- _TEXT SEGMENT_
* * *

Maag Audio’s EQ2 is a 2-band EQ in 500-series format. A single channel unit it features Maag’s Air Band and a Low Mid Frequency bell boost from Sub to 1.4kHz with tight and wide curves and an input attenuation control providing -12.5dB of attenuation. The EQ2’s Air Band boasts an additional 15kHz frequency selection.
JZ Microphones has expanded its product range with the budget J series. The first product is the J1, which is completely handcrafted in Latvia, and is housed in a flat-shaped and grey-coloured body with a shockmount already included in the set. A wire mesh grill covers the capsule with a diaphragm of 21mm, which is produced using JZ Microphones’ Golden Drop technology.
Universal Audio's UAD Software V7.1 provides enhancements to the Apollo Audio Interface. Key among them is Flex Routing, which allows inputs to be routed to hardware outputs, headphone bus routing, as well as selectable pre/post Aux send. V7.1 also features the Pultec Passive EQ Plug-In Collection and the Millennia NSEQ-2 Plug-In.

* * *

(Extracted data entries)
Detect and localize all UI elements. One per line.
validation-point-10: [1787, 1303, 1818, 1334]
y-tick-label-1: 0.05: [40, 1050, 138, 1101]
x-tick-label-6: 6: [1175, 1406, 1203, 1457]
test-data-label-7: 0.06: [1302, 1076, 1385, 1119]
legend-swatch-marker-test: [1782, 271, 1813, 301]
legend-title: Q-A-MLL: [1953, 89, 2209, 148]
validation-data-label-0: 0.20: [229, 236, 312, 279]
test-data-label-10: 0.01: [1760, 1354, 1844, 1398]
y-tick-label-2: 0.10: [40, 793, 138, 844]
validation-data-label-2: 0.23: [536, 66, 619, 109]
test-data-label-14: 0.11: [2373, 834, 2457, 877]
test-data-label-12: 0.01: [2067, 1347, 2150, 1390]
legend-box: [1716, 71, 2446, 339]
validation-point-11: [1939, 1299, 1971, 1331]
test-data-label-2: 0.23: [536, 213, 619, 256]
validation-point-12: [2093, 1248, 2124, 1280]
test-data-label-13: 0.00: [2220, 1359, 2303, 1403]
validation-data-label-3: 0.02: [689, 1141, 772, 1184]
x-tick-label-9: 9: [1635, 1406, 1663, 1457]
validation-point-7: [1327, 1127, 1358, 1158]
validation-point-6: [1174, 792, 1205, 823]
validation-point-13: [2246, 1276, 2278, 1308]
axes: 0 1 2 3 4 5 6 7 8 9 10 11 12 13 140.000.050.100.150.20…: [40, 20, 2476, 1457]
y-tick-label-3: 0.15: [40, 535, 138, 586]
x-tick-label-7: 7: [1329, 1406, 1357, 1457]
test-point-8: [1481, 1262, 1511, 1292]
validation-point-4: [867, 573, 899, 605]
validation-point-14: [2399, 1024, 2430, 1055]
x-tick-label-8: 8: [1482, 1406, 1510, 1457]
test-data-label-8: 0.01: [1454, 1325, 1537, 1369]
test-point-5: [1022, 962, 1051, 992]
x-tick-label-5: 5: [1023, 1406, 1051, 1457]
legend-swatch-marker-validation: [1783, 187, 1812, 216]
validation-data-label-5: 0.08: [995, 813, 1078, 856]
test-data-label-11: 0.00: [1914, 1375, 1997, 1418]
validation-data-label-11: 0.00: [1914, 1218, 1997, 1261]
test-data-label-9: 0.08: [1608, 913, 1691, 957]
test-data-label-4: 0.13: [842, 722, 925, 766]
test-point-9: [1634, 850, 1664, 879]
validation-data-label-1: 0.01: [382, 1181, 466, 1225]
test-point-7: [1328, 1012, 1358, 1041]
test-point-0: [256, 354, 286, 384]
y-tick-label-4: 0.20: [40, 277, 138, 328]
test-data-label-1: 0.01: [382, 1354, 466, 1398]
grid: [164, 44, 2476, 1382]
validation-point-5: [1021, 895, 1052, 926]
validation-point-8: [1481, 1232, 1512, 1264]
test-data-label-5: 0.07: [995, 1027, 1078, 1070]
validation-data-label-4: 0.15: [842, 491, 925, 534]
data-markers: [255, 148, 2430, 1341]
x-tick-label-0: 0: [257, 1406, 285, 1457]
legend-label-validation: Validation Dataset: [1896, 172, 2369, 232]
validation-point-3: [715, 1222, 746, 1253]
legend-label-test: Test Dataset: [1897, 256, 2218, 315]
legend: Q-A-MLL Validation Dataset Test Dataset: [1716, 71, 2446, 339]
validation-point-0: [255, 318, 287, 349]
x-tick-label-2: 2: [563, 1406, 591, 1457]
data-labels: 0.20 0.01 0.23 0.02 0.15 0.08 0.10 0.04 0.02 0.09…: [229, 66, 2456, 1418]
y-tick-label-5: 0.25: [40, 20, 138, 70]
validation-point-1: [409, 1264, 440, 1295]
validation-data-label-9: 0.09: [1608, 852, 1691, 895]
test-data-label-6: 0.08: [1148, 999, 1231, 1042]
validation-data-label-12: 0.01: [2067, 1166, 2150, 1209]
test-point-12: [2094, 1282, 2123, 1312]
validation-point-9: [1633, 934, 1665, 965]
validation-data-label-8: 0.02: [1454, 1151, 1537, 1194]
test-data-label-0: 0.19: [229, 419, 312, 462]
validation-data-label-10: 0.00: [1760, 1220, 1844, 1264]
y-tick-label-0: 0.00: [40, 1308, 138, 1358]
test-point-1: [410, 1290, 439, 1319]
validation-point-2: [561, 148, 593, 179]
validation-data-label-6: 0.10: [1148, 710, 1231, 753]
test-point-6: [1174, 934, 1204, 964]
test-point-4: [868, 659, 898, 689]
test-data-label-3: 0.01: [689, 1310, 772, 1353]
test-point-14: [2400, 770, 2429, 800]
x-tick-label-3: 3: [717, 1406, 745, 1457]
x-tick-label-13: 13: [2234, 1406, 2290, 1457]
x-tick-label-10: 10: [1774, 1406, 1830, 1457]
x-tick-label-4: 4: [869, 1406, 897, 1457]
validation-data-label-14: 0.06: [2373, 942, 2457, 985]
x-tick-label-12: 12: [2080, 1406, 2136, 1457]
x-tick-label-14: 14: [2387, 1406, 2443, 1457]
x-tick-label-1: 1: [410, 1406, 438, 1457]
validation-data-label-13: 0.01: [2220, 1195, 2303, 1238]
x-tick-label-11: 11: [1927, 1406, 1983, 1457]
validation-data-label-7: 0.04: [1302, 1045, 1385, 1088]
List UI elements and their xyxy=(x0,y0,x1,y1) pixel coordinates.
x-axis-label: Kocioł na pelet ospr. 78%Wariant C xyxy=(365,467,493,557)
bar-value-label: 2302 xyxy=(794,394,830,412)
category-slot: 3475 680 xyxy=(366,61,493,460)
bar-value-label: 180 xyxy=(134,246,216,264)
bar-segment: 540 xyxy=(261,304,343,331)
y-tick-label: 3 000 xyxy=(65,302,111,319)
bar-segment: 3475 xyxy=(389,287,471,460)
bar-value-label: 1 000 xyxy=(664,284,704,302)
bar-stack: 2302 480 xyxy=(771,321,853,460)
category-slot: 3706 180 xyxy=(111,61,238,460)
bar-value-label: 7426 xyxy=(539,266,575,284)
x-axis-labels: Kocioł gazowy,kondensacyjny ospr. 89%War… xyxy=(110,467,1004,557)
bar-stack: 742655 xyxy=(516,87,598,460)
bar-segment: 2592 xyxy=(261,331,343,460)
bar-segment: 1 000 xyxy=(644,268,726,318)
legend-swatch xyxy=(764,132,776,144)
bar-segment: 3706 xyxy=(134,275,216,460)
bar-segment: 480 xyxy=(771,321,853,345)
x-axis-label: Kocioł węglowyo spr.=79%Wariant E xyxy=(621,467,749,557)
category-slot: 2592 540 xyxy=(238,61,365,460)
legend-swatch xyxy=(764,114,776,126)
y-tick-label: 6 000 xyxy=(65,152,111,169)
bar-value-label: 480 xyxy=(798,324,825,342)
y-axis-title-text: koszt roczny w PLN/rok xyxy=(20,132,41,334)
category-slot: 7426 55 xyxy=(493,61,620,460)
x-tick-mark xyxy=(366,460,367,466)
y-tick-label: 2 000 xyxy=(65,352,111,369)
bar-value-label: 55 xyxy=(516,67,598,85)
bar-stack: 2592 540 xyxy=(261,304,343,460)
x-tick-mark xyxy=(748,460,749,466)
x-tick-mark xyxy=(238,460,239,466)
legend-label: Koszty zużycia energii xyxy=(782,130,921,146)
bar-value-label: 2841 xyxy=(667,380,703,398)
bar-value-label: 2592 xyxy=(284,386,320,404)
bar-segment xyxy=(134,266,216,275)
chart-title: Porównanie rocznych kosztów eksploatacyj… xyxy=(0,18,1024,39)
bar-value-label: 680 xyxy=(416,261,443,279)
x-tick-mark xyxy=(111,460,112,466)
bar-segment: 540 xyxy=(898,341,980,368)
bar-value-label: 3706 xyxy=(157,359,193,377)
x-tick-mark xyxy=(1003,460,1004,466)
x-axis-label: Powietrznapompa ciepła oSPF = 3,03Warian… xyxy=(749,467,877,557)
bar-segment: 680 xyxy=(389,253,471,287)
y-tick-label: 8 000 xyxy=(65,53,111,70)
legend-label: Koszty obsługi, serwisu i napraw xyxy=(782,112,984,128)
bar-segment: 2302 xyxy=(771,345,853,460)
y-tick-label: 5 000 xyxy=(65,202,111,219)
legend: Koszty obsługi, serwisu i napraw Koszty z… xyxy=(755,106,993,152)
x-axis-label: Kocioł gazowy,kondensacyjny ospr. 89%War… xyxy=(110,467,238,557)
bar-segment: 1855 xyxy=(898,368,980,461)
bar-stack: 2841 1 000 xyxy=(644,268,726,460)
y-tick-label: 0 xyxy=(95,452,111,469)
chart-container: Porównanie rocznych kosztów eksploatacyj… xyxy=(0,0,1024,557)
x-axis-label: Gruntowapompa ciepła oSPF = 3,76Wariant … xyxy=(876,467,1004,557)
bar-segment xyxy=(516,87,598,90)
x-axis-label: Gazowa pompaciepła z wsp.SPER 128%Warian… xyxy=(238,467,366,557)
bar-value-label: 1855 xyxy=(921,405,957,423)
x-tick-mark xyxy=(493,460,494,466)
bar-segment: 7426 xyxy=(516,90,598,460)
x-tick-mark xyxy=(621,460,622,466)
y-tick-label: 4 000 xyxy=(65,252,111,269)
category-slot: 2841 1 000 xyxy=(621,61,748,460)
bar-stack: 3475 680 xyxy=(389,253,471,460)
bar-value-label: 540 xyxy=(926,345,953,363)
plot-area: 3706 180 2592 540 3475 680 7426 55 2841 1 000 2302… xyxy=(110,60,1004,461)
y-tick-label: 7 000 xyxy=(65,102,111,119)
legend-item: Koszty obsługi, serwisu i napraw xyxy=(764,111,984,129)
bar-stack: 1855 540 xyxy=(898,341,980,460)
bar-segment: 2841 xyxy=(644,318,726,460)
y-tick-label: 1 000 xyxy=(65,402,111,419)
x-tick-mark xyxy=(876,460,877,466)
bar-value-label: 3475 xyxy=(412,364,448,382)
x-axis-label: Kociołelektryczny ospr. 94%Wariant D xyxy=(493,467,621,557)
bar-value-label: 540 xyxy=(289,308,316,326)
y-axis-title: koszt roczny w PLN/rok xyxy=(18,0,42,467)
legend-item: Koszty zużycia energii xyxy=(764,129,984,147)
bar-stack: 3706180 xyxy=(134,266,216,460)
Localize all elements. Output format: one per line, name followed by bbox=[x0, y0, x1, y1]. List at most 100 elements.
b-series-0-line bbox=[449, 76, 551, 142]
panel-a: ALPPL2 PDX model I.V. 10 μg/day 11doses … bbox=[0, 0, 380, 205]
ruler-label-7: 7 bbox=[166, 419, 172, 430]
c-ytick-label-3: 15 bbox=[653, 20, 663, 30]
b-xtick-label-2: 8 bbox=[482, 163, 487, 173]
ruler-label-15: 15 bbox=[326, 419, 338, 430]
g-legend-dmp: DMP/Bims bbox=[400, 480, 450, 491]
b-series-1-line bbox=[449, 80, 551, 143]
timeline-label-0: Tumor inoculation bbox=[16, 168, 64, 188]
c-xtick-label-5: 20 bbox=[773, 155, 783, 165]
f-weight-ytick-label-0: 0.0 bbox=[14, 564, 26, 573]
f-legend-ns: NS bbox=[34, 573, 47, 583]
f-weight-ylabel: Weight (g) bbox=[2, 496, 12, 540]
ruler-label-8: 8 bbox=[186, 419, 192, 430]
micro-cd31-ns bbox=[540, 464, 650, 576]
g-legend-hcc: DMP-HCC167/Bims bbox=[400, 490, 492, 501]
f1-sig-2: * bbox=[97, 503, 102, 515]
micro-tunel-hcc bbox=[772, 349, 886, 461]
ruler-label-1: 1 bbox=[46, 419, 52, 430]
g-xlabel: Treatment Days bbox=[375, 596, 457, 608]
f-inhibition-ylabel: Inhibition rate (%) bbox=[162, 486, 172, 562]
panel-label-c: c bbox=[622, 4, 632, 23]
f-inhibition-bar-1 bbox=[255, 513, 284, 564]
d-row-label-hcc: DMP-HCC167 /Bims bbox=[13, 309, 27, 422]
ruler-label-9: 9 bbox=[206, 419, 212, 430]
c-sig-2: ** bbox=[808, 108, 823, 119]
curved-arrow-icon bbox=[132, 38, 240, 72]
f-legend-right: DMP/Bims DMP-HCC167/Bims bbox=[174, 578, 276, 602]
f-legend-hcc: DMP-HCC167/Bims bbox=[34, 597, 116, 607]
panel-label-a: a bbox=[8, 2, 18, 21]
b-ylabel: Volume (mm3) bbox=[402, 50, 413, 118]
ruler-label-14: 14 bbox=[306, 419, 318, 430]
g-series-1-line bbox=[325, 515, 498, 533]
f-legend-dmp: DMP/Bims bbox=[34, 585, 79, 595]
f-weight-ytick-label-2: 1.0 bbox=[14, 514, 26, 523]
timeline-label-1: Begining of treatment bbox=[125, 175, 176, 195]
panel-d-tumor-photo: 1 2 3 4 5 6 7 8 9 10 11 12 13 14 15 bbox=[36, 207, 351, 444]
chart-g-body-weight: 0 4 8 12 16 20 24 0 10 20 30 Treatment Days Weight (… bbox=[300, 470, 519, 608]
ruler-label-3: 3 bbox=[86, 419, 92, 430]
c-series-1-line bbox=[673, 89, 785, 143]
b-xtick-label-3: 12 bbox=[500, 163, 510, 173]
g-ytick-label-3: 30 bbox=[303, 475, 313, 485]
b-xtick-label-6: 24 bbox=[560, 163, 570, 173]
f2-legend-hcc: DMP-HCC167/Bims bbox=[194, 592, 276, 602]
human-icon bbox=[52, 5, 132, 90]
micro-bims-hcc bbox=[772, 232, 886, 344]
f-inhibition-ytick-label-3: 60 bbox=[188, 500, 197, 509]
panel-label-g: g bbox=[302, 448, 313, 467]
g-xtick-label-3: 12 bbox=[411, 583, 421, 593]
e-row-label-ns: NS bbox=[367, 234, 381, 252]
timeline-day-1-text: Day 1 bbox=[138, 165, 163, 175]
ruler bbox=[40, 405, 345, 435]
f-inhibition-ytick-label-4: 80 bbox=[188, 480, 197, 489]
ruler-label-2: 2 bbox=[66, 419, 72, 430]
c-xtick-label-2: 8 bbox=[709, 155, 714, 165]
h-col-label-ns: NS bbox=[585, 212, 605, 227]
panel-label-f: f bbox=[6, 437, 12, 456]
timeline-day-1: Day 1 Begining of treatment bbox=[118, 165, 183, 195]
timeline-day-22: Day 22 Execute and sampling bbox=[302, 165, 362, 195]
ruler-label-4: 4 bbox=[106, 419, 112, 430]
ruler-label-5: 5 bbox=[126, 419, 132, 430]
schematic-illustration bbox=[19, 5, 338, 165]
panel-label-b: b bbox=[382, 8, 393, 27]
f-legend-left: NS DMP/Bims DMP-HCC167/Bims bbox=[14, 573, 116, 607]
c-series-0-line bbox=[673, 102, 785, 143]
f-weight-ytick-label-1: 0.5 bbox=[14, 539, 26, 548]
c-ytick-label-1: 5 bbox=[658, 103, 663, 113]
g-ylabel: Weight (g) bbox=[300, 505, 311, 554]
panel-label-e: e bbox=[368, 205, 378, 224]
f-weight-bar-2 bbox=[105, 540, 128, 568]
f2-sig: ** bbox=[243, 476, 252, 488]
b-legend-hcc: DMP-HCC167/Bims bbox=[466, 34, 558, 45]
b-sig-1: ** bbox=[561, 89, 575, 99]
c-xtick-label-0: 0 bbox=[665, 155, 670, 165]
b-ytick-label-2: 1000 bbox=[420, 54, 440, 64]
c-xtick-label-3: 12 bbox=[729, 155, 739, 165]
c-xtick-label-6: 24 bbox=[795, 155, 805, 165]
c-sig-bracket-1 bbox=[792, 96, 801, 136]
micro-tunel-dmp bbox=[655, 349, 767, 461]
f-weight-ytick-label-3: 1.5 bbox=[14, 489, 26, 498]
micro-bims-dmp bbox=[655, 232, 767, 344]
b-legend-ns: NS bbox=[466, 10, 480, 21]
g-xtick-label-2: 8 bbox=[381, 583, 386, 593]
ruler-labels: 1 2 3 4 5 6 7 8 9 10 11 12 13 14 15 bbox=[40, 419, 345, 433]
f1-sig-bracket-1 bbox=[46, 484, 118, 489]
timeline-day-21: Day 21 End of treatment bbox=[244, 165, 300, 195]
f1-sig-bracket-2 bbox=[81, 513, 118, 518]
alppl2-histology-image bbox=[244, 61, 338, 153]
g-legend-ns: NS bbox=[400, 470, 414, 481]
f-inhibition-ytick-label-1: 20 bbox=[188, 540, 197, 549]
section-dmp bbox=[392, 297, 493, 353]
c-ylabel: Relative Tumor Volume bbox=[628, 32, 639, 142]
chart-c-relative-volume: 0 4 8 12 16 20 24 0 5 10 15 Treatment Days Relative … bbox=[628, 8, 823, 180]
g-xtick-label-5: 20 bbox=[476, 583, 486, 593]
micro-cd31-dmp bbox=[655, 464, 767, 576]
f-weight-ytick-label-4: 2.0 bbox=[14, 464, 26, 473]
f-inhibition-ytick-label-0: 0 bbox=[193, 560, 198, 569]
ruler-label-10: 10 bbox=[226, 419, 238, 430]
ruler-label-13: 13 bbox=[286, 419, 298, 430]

* * *

- _GOAL OF THE EXERCISE_
From the audio product announcements, write out the stretch from "Maag Audio’s EQ2" through "15kHz frequency selection." word for word.

- _PROBLEM SOLUTION_
Maag Audio’s EQ2 is a 2-band EQ in 500-series format. A single channel unit it features Maag’s Air Band and a Low Mid Frequency bell boost from Sub to 1.4kHz with tight and wide curves and an input attenuation control providing -12.5dB of attenuation. The EQ2’s Air Band boasts an additional 15kHz frequency selection.